— Start EXERCISE MATERIAL —

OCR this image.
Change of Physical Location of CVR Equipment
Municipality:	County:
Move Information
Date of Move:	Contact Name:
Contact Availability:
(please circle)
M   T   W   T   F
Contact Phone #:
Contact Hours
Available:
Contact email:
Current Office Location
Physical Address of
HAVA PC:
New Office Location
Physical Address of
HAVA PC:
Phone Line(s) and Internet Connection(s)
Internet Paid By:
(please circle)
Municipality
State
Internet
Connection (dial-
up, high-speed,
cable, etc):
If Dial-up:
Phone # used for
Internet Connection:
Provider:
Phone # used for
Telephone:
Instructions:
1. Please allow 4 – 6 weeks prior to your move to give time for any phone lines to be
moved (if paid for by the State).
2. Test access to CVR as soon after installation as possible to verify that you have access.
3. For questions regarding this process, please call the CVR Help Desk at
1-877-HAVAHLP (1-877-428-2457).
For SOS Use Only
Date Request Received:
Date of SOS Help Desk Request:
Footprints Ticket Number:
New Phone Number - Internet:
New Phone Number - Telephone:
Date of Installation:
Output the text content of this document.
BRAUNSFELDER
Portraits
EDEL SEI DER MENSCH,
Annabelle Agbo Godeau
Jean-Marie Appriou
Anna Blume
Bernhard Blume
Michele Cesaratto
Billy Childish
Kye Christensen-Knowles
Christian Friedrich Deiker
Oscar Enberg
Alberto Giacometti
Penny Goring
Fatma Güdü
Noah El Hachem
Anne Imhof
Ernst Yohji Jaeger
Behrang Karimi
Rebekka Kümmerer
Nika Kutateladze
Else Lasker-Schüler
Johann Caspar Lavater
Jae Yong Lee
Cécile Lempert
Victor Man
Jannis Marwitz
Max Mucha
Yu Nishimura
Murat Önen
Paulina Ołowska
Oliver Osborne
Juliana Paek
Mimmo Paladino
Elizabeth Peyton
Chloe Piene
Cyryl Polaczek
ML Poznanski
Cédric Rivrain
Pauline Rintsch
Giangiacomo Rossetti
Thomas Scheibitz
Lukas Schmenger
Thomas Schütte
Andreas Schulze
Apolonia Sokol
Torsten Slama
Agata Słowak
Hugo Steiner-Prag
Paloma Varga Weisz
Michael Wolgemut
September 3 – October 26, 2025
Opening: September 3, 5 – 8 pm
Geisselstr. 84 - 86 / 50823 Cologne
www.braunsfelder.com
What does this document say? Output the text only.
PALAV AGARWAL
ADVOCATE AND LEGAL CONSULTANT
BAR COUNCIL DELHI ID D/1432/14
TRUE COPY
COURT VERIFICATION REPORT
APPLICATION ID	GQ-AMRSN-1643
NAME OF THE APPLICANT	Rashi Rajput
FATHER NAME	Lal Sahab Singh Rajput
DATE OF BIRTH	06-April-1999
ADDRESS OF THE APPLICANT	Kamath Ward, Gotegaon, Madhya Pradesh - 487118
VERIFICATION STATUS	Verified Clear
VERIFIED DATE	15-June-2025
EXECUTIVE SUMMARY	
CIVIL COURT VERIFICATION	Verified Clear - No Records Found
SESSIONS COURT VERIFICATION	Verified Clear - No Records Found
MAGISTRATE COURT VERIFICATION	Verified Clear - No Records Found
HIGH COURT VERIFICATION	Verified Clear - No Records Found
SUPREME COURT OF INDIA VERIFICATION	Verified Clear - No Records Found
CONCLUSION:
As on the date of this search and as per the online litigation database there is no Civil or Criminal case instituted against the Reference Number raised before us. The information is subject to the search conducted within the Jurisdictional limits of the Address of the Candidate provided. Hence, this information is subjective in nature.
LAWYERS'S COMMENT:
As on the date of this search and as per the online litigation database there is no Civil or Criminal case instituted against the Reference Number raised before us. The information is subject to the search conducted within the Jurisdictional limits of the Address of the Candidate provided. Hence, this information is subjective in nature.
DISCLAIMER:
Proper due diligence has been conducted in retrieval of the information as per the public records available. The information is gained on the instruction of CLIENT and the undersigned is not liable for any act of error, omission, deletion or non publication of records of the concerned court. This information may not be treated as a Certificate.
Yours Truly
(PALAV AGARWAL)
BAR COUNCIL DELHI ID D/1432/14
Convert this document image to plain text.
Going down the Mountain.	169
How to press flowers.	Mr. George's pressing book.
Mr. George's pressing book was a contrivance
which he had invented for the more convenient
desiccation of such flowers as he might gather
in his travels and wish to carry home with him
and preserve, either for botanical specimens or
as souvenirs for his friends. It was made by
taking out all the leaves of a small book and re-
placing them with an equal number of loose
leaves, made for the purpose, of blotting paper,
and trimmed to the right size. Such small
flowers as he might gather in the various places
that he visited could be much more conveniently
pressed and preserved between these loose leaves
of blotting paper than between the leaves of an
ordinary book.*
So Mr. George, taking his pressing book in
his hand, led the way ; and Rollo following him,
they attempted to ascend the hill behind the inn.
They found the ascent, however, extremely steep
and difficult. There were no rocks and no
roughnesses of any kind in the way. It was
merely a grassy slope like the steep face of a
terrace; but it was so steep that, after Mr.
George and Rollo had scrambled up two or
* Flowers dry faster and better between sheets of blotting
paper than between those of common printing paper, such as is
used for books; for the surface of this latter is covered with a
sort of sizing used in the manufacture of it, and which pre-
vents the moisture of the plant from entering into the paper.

— End EXERCISE MATERIAL —

Repeat only the stretch of lines starting at the one containing "Convert this document image to plain text." and running to the final line of the entries above.

Convert this document image to plain text.
Going down the Mountain.	169
How to press flowers.	Mr. George's pressing book.
Mr. George's pressing book was a contrivance
which he had invented for the more convenient
desiccation of such flowers as he might gather
in his travels and wish to carry home with him
and preserve, either for botanical specimens or
as souvenirs for his friends. It was made by
taking out all the leaves of a small book and re-
placing them with an equal number of loose
leaves, made for the purpose, of blotting paper,
and trimmed to the right size. Such small
flowers as he might gather in the various places
that he visited could be much more conveniently
pressed and preserved between these loose leaves
of blotting paper than between the leaves of an
ordinary book.*
So Mr. George, taking his pressing book in
his hand, led the way ; and Rollo following him,
they attempted to ascend the hill behind the inn.
They found the ascent, however, extremely steep
and difficult. There were no rocks and no
roughnesses of any kind in the way. It was
merely a grassy slope like the steep face of a
terrace; but it was so steep that, after Mr.
George and Rollo had scrambled up two or
* Flowers dry faster and better between sheets of blotting
paper than between those of common printing paper, such as is
used for books; for the surface of this latter is covered with a
sort of sizing used in the manufacture of it, and which pre-
vents the moisture of the plant from entering into the paper.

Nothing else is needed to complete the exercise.